→ What you have to do: Find the number of lines containing the string "绿色销毁" in the data. Answer with the number by itself.

→ Given data:
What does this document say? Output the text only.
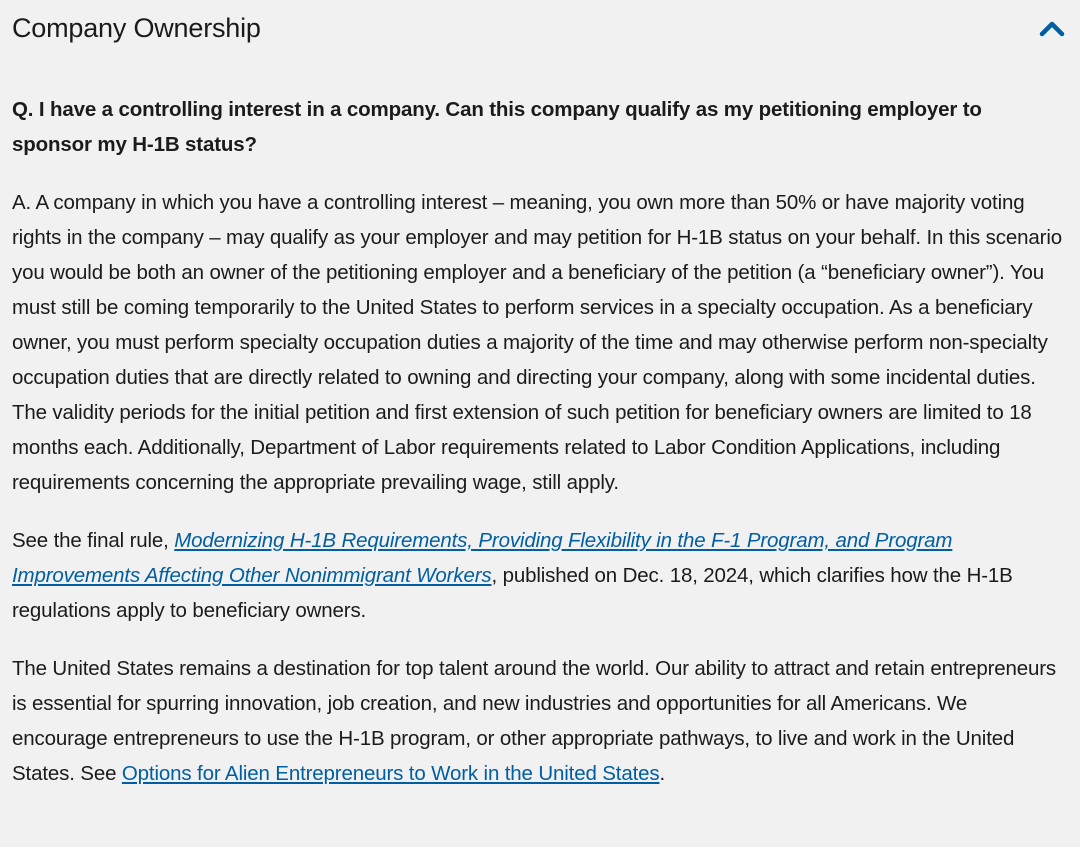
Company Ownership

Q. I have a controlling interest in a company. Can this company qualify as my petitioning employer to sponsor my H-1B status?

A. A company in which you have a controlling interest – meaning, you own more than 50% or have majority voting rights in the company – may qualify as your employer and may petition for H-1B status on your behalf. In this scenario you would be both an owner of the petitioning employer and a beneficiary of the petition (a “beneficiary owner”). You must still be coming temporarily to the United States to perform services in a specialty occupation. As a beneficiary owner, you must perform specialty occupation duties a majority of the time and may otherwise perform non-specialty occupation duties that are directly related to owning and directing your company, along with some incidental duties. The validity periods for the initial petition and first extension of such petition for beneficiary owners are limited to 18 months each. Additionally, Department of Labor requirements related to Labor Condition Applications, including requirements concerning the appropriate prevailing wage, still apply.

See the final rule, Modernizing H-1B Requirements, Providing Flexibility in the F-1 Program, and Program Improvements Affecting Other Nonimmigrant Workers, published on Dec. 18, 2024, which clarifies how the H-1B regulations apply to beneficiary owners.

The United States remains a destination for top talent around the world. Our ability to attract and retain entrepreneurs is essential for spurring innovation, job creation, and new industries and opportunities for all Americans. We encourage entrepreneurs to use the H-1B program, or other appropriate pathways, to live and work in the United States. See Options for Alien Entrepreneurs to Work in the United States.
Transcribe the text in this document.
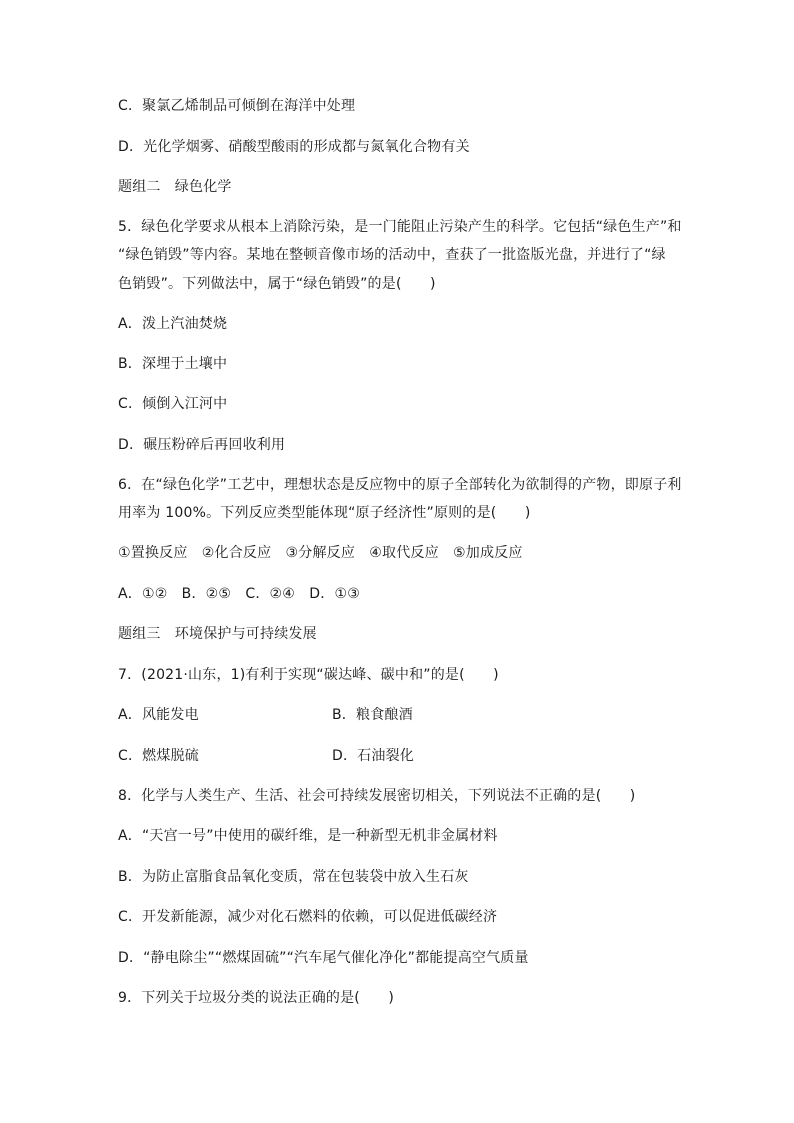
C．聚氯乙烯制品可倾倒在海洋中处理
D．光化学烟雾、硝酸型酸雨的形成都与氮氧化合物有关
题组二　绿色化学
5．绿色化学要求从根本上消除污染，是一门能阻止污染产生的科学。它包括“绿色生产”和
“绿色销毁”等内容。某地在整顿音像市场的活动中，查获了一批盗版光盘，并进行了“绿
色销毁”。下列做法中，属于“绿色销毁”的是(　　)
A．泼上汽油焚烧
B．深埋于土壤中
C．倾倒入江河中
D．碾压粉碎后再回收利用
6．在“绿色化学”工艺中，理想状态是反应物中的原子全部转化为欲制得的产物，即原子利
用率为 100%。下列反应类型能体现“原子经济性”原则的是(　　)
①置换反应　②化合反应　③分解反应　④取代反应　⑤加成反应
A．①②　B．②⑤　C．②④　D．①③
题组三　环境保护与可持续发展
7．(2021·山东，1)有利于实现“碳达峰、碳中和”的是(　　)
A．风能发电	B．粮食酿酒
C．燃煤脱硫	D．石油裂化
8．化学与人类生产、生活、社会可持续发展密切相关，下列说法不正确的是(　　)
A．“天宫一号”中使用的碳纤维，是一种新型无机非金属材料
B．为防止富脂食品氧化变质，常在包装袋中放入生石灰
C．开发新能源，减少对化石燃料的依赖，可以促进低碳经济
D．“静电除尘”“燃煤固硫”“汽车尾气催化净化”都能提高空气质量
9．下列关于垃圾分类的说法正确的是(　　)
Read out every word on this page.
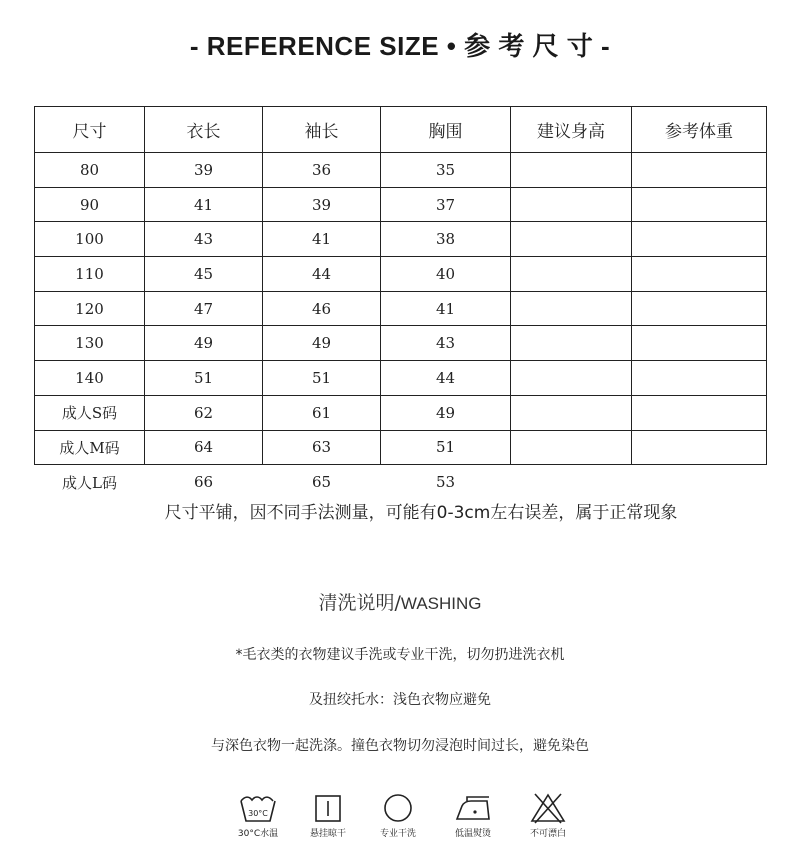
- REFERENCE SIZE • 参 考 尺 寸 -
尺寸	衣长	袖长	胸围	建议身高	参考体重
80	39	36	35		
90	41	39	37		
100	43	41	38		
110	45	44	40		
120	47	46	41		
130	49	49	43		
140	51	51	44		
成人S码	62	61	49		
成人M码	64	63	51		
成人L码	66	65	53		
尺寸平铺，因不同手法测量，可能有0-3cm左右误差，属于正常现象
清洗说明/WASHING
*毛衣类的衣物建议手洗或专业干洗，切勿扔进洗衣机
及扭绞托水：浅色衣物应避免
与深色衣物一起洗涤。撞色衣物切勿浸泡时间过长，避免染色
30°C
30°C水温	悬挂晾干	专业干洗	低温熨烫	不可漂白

→ Task solution: 2